**** RECORDS FOR THE TASK

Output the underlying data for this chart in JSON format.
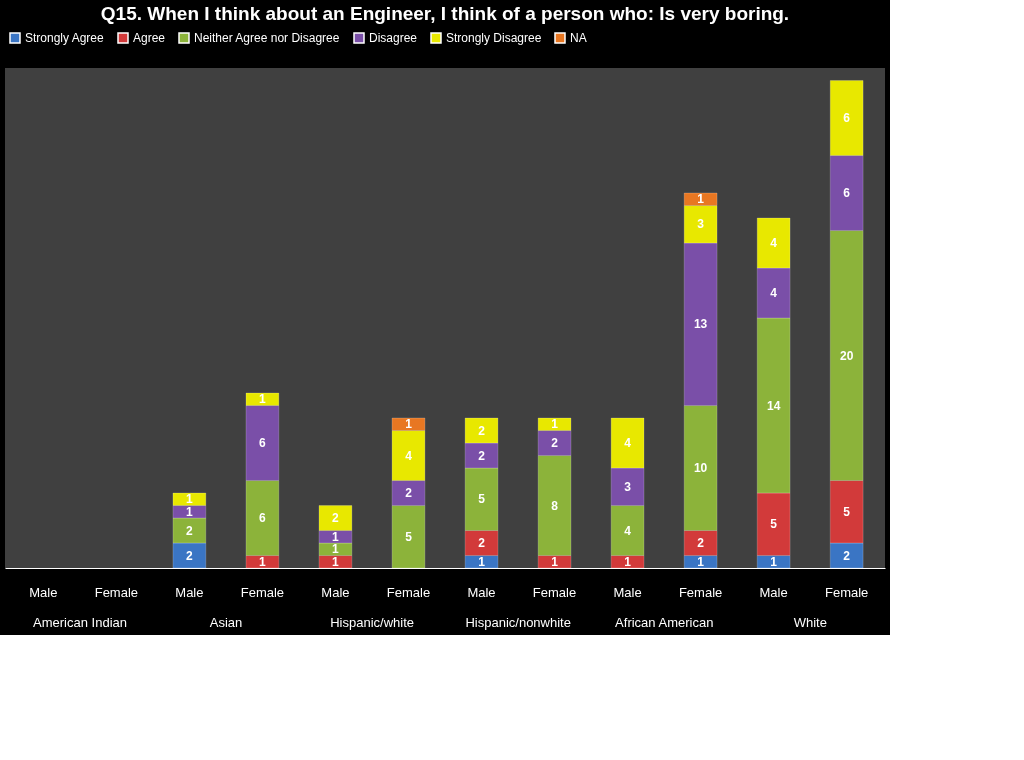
{
  "chart_data": {
    "type": "bar",
    "stacked": true,
    "data_labels": true,
    "legend": "top",
    "title": "Q15. When I think about an Engineer, I think of a person who: Is very boring.",
    "categories": [
      "Male",
      "Female",
      "Male",
      "Female",
      "Male",
      "Female",
      "Male",
      "Female",
      "Male",
      "Female",
      "Male",
      "Female"
    ],
    "annotations": [
      "American Indian",
      "Asian",
      "Hispanic/white",
      "Hispanic/nonwhite",
      "African American",
      "White"
    ],
    "series": [
      {
        "name": "Strongly Agree",
        "color": "#3a75c4",
        "values": [
          null,
          null,
          2,
          null,
          null,
          null,
          1,
          null,
          null,
          1,
          1,
          2
        ]
      },
      {
        "name": "Agree",
        "color": "#d23a3a",
        "values": [
          null,
          null,
          null,
          1,
          1,
          null,
          2,
          1,
          1,
          2,
          5,
          5
        ]
      },
      {
        "name": "Neither Agree nor Disagree",
        "color": "#8cb33a",
        "values": [
          null,
          null,
          2,
          6,
          1,
          5,
          5,
          8,
          4,
          10,
          14,
          20
        ]
      },
      {
        "name": "Disagree",
        "color": "#7a4fa8",
        "values": [
          null,
          null,
          1,
          6,
          1,
          2,
          2,
          2,
          3,
          13,
          4,
          6
        ]
      },
      {
        "name": "Strongly Disagree",
        "color": "#e8e800",
        "values": [
          null,
          null,
          1,
          1,
          2,
          4,
          2,
          1,
          4,
          3,
          4,
          6
        ]
      },
      {
        "name": "NA",
        "color": "#e87722",
        "values": [
          null,
          null,
          null,
          null,
          null,
          1,
          null,
          null,
          null,
          1,
          null,
          null
        ]
      }
    ]
  }
}
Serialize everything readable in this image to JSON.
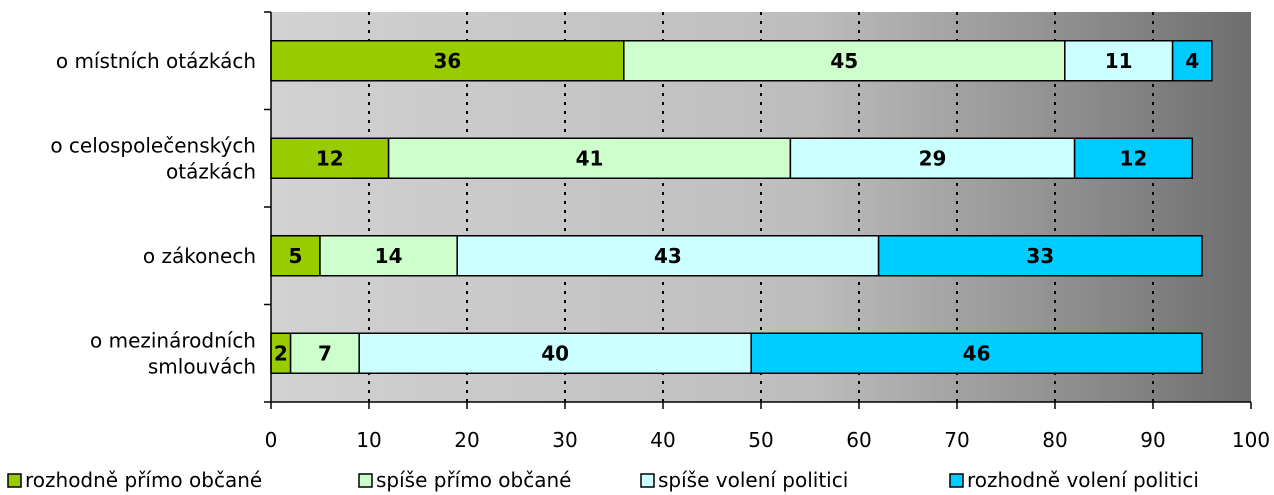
{
  "chart_data": {
    "type": "bar",
    "orientation": "horizontal",
    "stacked": true,
    "title": "",
    "xlabel": "",
    "ylabel": "",
    "xlim": [
      0,
      100
    ],
    "x_ticks": [
      0,
      10,
      20,
      30,
      40,
      50,
      60,
      70,
      80,
      90,
      100
    ],
    "grid": true,
    "legend_position": "bottom",
    "categories": [
      [
        "o místních otázkách"
      ],
      [
        "o celospolečenských",
        "otázkách"
      ],
      [
        "o zákonech"
      ],
      [
        "o mezinárodních",
        "smlouvách"
      ]
    ],
    "series": [
      {
        "name": "rozhodně přímo občané",
        "color": "#99cc00",
        "values": [
          36,
          12,
          5,
          2
        ]
      },
      {
        "name": "spíše přímo občané",
        "color": "#ccffcc",
        "values": [
          45,
          41,
          14,
          7
        ]
      },
      {
        "name": "spíše volení politici",
        "color": "#ccffff",
        "values": [
          11,
          29,
          43,
          40
        ]
      },
      {
        "name": "rozhodně volení politici",
        "color": "#00ccff",
        "values": [
          4,
          12,
          33,
          46
        ]
      }
    ]
  }
}
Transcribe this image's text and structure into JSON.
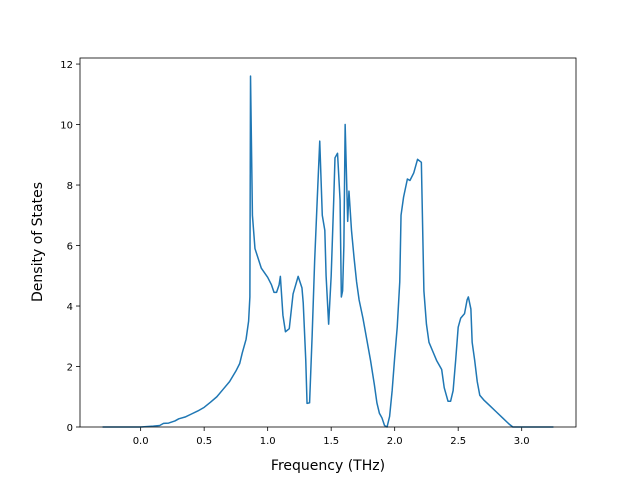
{
  "chart_data": {
    "type": "line",
    "x_label": "Frequency (THz)",
    "y_label": "Density of States",
    "x": [
      -0.3,
      0.0,
      0.1,
      0.15,
      0.18,
      0.22,
      0.27,
      0.3,
      0.35,
      0.4,
      0.45,
      0.5,
      0.55,
      0.6,
      0.65,
      0.7,
      0.75,
      0.78,
      0.8,
      0.83,
      0.85,
      0.86,
      0.865,
      0.88,
      0.9,
      0.95,
      1.0,
      1.03,
      1.05,
      1.07,
      1.09,
      1.1,
      1.12,
      1.14,
      1.17,
      1.2,
      1.24,
      1.27,
      1.28,
      1.3,
      1.31,
      1.33,
      1.35,
      1.37,
      1.39,
      1.41,
      1.43,
      1.45,
      1.46,
      1.48,
      1.5,
      1.52,
      1.53,
      1.55,
      1.57,
      1.58,
      1.59,
      1.6,
      1.61,
      1.63,
      1.64,
      1.66,
      1.68,
      1.7,
      1.72,
      1.75,
      1.78,
      1.81,
      1.84,
      1.86,
      1.88,
      1.9,
      1.92,
      1.94,
      1.96,
      1.98,
      2.0,
      2.02,
      2.04,
      2.05,
      2.07,
      2.1,
      2.12,
      2.15,
      2.18,
      2.21,
      2.23,
      2.25,
      2.27,
      2.3,
      2.33,
      2.37,
      2.39,
      2.42,
      2.44,
      2.46,
      2.48,
      2.5,
      2.52,
      2.55,
      2.57,
      2.58,
      2.6,
      2.61,
      2.63,
      2.65,
      2.67,
      2.7,
      2.75,
      2.8,
      2.85,
      2.9,
      2.93,
      3.0,
      3.25
    ],
    "values": [
      0,
      0,
      0.03,
      0.05,
      0.12,
      0.13,
      0.2,
      0.27,
      0.33,
      0.43,
      0.53,
      0.65,
      0.82,
      1.0,
      1.25,
      1.5,
      1.85,
      2.1,
      2.45,
      2.9,
      3.5,
      4.3,
      11.6,
      7.0,
      5.9,
      5.25,
      4.95,
      4.7,
      4.45,
      4.45,
      4.7,
      4.98,
      3.7,
      3.15,
      3.25,
      4.4,
      4.98,
      4.6,
      4.1,
      2.2,
      0.78,
      0.8,
      3.0,
      5.5,
      7.5,
      9.45,
      7.0,
      6.5,
      5.0,
      3.4,
      5.0,
      7.5,
      8.9,
      9.05,
      7.5,
      4.3,
      4.5,
      6.0,
      10.0,
      6.8,
      7.8,
      6.5,
      5.6,
      4.8,
      4.2,
      3.6,
      2.9,
      2.2,
      1.4,
      0.8,
      0.45,
      0.3,
      0.05,
      0.0,
      0.35,
      1.2,
      2.3,
      3.3,
      4.8,
      7.0,
      7.6,
      8.2,
      8.15,
      8.4,
      8.85,
      8.75,
      4.5,
      3.4,
      2.8,
      2.5,
      2.2,
      1.9,
      1.3,
      0.85,
      0.85,
      1.2,
      2.2,
      3.3,
      3.6,
      3.75,
      4.2,
      4.3,
      3.9,
      2.8,
      2.2,
      1.5,
      1.05,
      0.9,
      0.7,
      0.5,
      0.3,
      0.1,
      0.0,
      0,
      0
    ],
    "color": "#1f77b4",
    "xlim": [
      -0.4775,
      3.4275
    ],
    "ylim": [
      0,
      12.2
    ],
    "xticks": [
      {
        "value": 0,
        "label": "0.0"
      },
      0.5,
      {
        "value": 1,
        "label": "1.0"
      },
      1.5,
      {
        "value": 2,
        "label": "2.0"
      },
      2.5,
      {
        "value": 3,
        "label": "3.0"
      }
    ],
    "yticks": [
      0,
      2,
      4,
      6,
      8,
      10,
      12
    ]
  }
}
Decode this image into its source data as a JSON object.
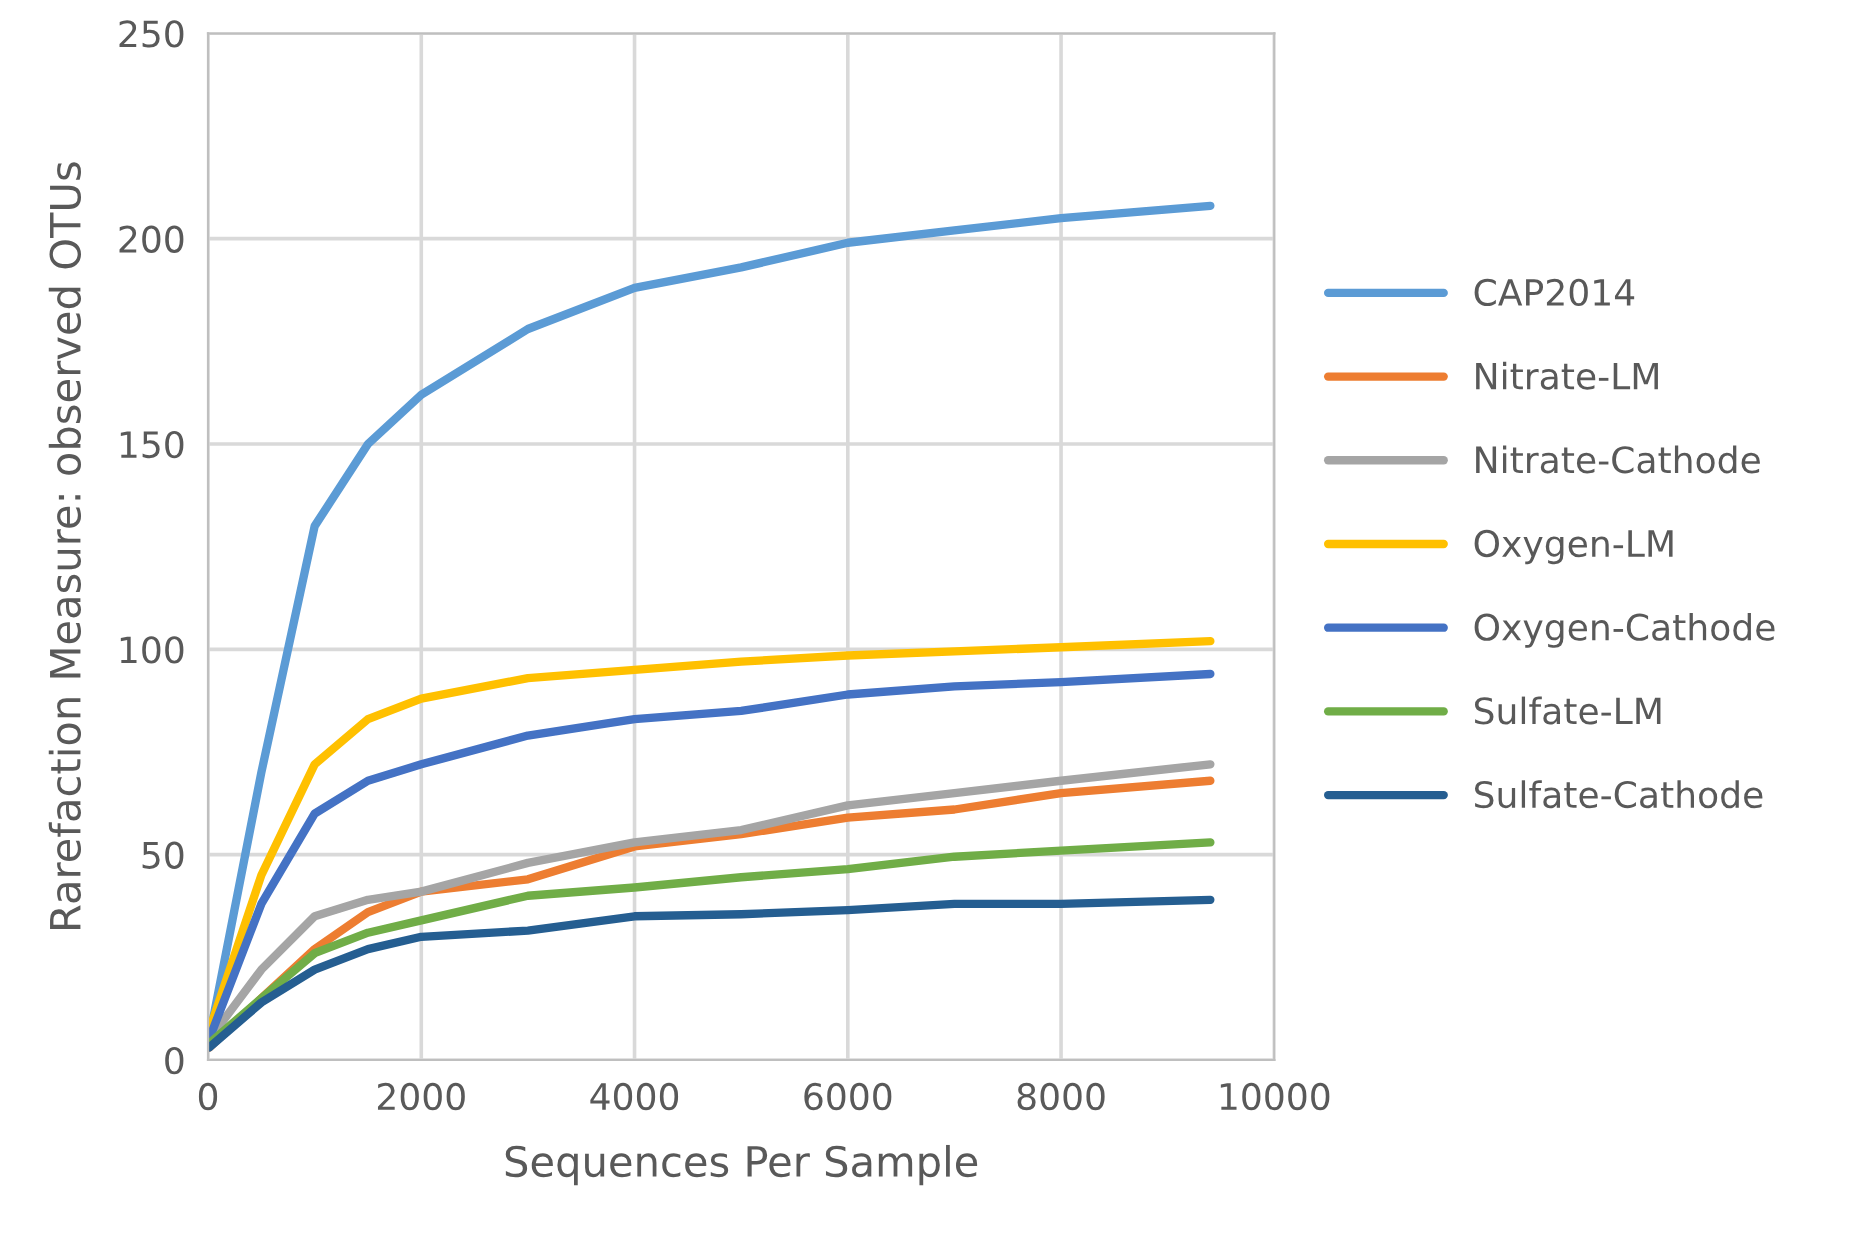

********

GOAL OF THE EXERCISE: Within the data above, pick out all lines holding the word "JSON".

THE RESULT:
Output the underlying data for this chart in JSON format.
Serialize everything readable in this image to JSON.
Transcribe this image's text and structure into JSON.
Decode this image into its source data as a JSON object.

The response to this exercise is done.